§ **WHAT YOU WILL DO**
Transcribe the full listing below exactly.

+++ DATA PROVIDED +++

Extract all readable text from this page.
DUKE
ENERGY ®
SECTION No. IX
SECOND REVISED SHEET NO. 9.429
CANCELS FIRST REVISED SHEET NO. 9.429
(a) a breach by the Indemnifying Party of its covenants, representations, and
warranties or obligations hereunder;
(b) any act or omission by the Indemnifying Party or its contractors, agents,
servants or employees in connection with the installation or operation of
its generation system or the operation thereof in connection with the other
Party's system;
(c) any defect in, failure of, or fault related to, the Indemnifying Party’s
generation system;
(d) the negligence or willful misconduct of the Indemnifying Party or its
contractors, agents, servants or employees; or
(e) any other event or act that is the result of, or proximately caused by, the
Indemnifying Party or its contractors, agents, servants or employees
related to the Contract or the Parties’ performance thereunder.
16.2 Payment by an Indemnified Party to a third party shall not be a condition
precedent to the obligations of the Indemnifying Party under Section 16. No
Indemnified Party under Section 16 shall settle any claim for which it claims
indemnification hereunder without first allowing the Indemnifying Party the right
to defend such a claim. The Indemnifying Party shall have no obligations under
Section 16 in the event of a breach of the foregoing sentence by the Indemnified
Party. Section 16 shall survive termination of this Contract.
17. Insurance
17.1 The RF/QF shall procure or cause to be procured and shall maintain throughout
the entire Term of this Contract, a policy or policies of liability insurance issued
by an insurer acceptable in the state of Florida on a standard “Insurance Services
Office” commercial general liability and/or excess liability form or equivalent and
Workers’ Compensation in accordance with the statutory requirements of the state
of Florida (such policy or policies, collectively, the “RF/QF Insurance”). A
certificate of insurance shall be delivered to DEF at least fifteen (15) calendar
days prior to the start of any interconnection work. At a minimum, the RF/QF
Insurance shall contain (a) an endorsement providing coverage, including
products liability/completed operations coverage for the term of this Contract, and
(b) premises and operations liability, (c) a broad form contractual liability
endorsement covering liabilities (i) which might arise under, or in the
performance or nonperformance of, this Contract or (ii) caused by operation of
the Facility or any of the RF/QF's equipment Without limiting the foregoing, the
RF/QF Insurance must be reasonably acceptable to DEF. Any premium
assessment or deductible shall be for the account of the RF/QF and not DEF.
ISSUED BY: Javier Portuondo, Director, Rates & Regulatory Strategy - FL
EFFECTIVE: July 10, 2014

+++

§ **WRITTEN RESPONSE**
Extract all readable text from this page.
DUKE
ENERGY ®
SECTION No. IX
SECOND REVISED SHEET NO. 9.429
CANCELS FIRST REVISED SHEET NO. 9.429
(a) a breach by the Indemnifying Party of its covenants, representations, and
warranties or obligations hereunder;
(b) any act or omission by the Indemnifying Party or its contractors, agents,
servants or employees in connection with the installation or operation of
its generation system or the operation thereof in connection with the other
Party's system;
(c) any defect in, failure of, or fault related to, the Indemnifying Party’s
generation system;
(d) the negligence or willful misconduct of the Indemnifying Party or its
contractors, agents, servants or employees; or
(e) any other event or act that is the result of, or proximately caused by, the
Indemnifying Party or its contractors, agents, servants or employees
related to the Contract or the Parties’ performance thereunder.
16.2 Payment by an Indemnified Party to a third party shall not be a condition
precedent to the obligations of the Indemnifying Party under Section 16. No
Indemnified Party under Section 16 shall settle any claim for which it claims
indemnification hereunder without first allowing the Indemnifying Party the right
to defend such a claim. The Indemnifying Party shall have no obligations under
Section 16 in the event of a breach of the foregoing sentence by the Indemnified
Party. Section 16 shall survive termination of this Contract.
17. Insurance
17.1 The RF/QF shall procure or cause to be procured and shall maintain throughout
the entire Term of this Contract, a policy or policies of liability insurance issued
by an insurer acceptable in the state of Florida on a standard “Insurance Services
Office” commercial general liability and/or excess liability form or equivalent and
Workers’ Compensation in accordance with the statutory requirements of the state
of Florida (such policy or policies, collectively, the “RF/QF Insurance”). A
certificate of insurance shall be delivered to DEF at least fifteen (15) calendar
days prior to the start of any interconnection work. At a minimum, the RF/QF
Insurance shall contain (a) an endorsement providing coverage, including
products liability/completed operations coverage for the term of this Contract, and
(b) premises and operations liability, (c) a broad form contractual liability
endorsement covering liabilities (i) which might arise under, or in the
performance or nonperformance of, this Contract or (ii) caused by operation of
the Facility or any of the RF/QF's equipment Without limiting the foregoing, the
RF/QF Insurance must be reasonably acceptable to DEF. Any premium
assessment or deductible shall be for the account of the RF/QF and not DEF.
ISSUED BY: Javier Portuondo, Director, Rates & Regulatory Strategy - FL
EFFECTIVE: July 10, 2014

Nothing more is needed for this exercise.